Go through the data below. Pull out every line that has the word "federal".

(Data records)
┌──
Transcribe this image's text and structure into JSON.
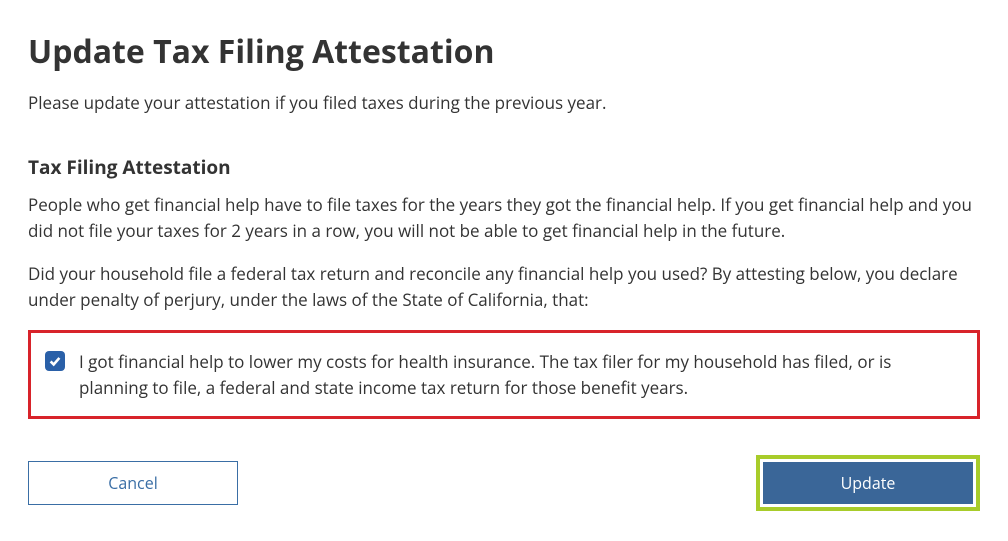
{
  "page": {
    "title": "Update Tax Filing Attestation",
    "intro": "Please update your attestation if you filed taxes during the previous year."
  },
  "section": {
    "title": "Tax Filing Attestation",
    "paragraph1": "People who get financial help have to file taxes for the years they got the financial help. If you get financial help and you did not file your taxes for 2 years in a row, you will not be able to get financial help in the future.",
    "paragraph2": "Did your household file a federal tax return and reconcile any financial help you used? By attesting below, you declare under penalty of perjury, under the laws of the State of California, that:"
  },
  "attestation": {
    "checked": true,
    "label": "I got financial help to lower my costs for health insurance. The tax filer for my household has filed, or is planning to file, a federal and state income tax return for those benefit years."
  },
  "buttons": {
    "cancel": "Cancel",
    "update": "Update"
  },
  "highlight_colors": {
    "attestation_border": "#d8232a",
    "update_border": "#a8cc2a"
  }
}
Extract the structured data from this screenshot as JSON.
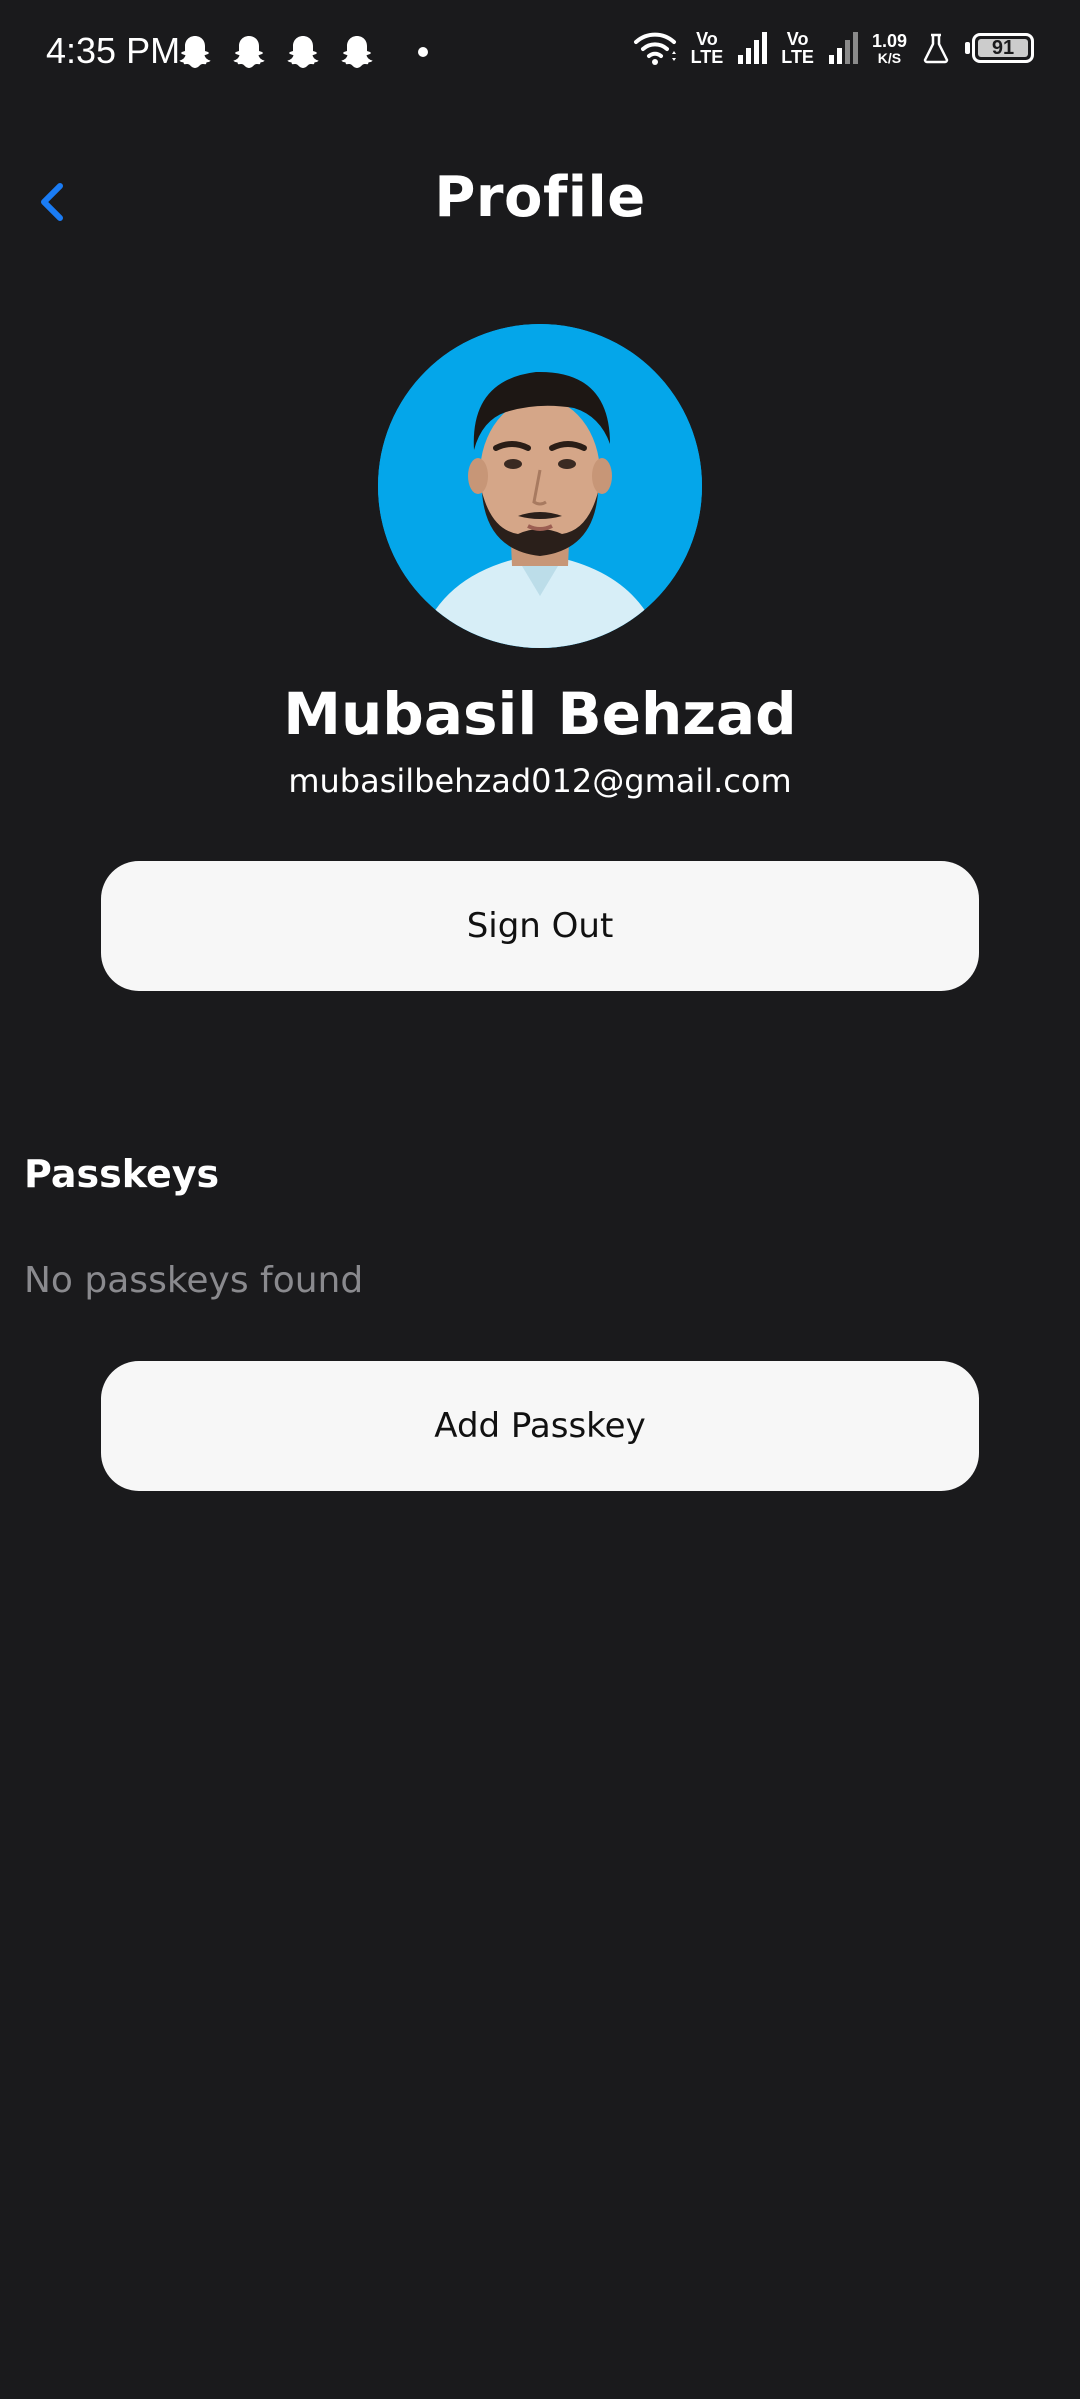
└──
*In response*
    "paragraph2": "Did your household file a federal tax return and reconcile any financial help you used? By attesting below, you declare under penalty of perjury, under the laws of the State of California, that:"
    "label": "I got financial help to lower my costs for health insurance. The tax filer for my household has filed, or is planning to file, a federal and state income tax return for those benefit years."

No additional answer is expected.